◆ **Provided text**:
One way or another we now know the serial number of the FTDI cable. The next step would be to override the VID:PID. The high level logic of changing the VID:PID is simple:

1. Open the device (using FT_OpenEx function)
2. Write VID:PID to the device EEPROM (using FT_EE_Program function)
3. Close the device (using FT_Close function).

We will start with the simple open and close operations:

static int open_device(const char *serial, FT_HANDLE *handle)
{
	FT_STATUS status;

	status = FT_OpenEx((void *)serial, FT_OPEN_BY_SERIAL_NUMBER, handle);
	if (!FT_SUCCESS(status))
		return -1;
	return 0;
}

static int close_device(FT_HANDLE handle)
{
	FT_STATUS status;

	status = FT_Close(handle);
	if (!FT_SUCCESS(status))
		return -1;
	return 0;
}

In the code above FT_HANDLE represents a handle of the open device (similar to FILE pointer for files in C for example). The library will find the right device by the serial number specified via the null-terminated string.

The device’s EEPROM allows to store a fixed structure that includes various things like manufacturer, serial number and VID:PID. However it also has some free space if we want to use it for something that we want to store on the device, though we don’t need it right now.

The interface to read and write the fixed part of the EEPROM uses data structure called FT_PROGRAM_DATA. What we want to do is to read the current FT_PROGRAM_DATA, update VID and PID and then write it back. To write the data back we can use FT_EE_Program mentioned above, to read the current content of EEPROM FT_EE_Read function can be used:

static int set_device_id(FT_HANDLE handle, unsigned vid, unsigned pid)
{
	FT_STATUS status;
	FT_PROGRAM_DATA data;
	char m[32];
	char mid[16];
	char desc[64];
	char serial[16];

	data.Signature1 = 0x0;
	data.Signature2 = 0xffffffff;
	data.Version = 0x5;
	data.Manufacturer = m;
	data.ManufacturerId = mid;
	data.Description = desc;
	data.SerialNumber = serial;

	status = FT_EE_Read(handle, &data);
	if (!FT_SUCCESS(status))

◆ **Challenge**:
Quote the FTDI VID:PID text word for word, from "1. Open the" up to and including "(using FT_Close function).".

◆ **Entries provided**:
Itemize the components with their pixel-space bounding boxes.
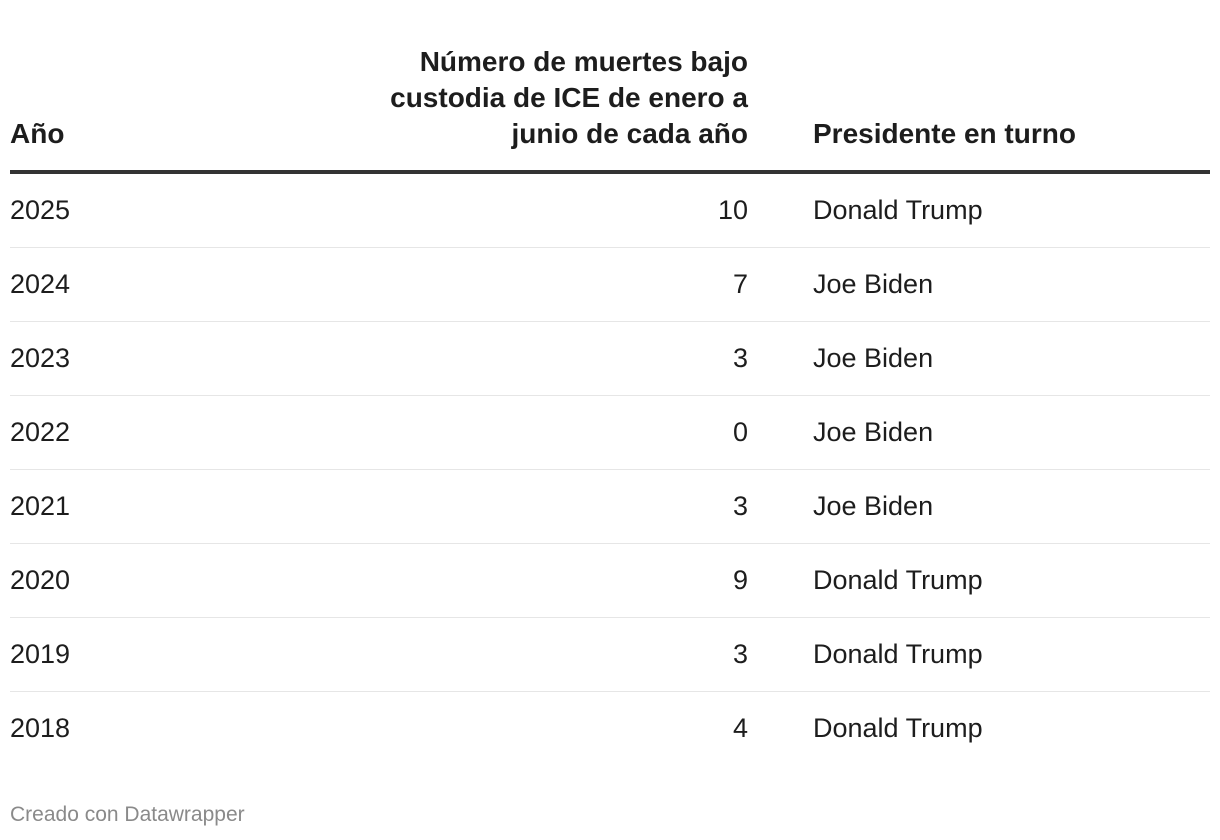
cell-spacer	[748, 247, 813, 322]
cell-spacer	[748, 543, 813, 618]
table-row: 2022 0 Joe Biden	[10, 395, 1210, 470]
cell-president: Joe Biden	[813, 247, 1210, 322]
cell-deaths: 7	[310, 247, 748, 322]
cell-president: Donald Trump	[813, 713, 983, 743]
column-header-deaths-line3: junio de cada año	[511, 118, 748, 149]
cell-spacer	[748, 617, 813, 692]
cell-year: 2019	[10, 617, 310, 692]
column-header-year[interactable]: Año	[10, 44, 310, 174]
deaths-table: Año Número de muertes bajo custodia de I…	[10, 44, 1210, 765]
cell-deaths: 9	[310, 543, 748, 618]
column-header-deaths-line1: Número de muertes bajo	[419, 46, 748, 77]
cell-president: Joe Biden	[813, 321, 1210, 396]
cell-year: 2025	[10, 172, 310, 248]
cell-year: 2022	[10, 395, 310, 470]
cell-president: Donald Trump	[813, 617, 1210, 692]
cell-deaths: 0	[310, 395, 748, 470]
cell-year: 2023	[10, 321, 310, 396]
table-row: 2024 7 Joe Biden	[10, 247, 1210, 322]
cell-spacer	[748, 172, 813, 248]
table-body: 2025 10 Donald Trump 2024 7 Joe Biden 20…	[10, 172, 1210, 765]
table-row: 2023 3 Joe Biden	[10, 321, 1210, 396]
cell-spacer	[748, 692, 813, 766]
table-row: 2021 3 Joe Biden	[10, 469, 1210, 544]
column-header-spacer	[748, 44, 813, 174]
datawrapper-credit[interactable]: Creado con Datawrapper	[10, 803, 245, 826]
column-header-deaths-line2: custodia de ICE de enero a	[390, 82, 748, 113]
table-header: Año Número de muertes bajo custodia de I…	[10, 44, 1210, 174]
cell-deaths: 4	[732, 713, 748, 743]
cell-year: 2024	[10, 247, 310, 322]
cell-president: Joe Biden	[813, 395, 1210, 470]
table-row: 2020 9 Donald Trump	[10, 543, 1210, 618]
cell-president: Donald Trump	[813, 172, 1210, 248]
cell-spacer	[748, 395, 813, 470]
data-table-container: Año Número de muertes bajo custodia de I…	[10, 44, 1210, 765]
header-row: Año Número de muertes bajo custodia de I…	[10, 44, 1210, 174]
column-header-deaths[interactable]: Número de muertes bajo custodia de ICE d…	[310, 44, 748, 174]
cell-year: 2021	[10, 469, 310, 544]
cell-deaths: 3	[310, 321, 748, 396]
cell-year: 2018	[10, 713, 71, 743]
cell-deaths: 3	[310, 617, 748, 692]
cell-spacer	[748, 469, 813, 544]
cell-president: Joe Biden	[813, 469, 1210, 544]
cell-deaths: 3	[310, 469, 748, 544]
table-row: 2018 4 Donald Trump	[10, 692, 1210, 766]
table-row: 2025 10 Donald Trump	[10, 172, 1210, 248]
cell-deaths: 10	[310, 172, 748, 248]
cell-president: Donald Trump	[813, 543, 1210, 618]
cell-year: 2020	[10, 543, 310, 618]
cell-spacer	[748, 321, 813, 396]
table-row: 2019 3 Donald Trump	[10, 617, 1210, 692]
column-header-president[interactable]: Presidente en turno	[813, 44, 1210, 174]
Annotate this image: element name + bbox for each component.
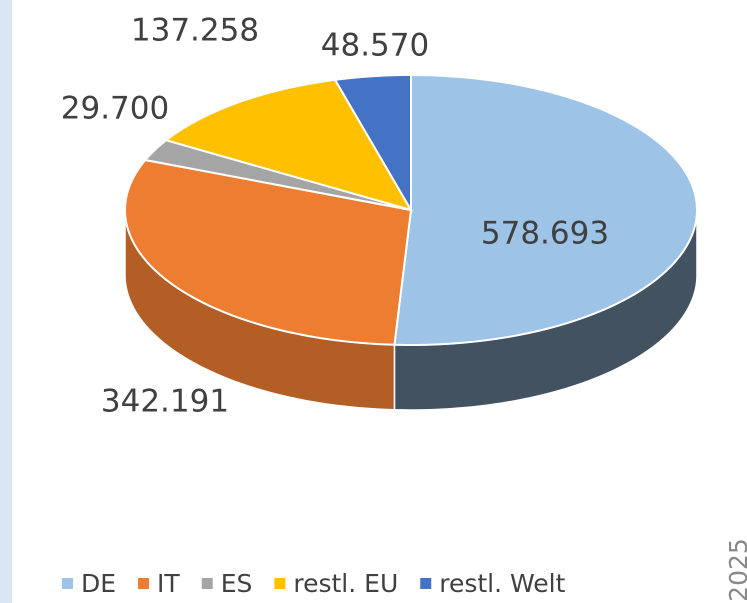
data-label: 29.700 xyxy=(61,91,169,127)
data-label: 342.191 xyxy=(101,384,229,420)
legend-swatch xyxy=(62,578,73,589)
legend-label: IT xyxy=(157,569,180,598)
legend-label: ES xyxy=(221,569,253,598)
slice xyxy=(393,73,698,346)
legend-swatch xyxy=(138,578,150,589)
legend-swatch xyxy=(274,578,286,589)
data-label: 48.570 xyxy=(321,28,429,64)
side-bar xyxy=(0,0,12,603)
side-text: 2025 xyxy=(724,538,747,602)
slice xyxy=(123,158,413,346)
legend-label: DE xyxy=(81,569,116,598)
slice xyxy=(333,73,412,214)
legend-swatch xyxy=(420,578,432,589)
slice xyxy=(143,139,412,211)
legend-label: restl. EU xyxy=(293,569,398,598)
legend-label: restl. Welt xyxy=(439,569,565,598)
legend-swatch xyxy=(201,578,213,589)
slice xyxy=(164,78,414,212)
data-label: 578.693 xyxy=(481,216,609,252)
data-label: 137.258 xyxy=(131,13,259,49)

--

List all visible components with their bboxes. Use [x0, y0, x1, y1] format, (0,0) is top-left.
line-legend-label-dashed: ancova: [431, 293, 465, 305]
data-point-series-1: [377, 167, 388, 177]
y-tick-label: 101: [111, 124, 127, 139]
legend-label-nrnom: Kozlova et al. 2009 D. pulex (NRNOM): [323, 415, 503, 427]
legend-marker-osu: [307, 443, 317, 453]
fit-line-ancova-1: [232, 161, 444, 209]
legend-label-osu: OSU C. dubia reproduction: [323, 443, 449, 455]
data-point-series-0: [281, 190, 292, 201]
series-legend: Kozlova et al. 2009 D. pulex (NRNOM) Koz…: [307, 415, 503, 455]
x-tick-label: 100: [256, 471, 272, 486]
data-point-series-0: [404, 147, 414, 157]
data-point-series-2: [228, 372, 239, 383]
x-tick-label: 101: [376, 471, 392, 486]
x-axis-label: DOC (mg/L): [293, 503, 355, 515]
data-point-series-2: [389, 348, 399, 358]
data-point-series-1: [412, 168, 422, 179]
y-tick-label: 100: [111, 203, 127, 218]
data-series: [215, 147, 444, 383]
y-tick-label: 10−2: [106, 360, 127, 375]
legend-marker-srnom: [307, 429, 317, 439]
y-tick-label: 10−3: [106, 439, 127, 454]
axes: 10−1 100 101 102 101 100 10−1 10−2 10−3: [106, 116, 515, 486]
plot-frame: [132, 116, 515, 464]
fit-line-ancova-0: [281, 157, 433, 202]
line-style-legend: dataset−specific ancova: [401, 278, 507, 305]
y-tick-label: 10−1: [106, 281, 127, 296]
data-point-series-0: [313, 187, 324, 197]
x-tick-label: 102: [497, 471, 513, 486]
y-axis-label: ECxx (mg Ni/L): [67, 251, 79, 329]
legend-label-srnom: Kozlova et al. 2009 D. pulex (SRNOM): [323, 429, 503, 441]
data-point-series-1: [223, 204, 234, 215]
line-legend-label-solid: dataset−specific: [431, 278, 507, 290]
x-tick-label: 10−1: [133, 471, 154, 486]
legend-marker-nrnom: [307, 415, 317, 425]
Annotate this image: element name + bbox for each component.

◆ **Result of this exercise**:
1. Open the device (using FT_OpenEx function)
2. Write VID:PID to the device EEPROM (using FT_EE_Program function)
3. Close the device (using FT_Close function).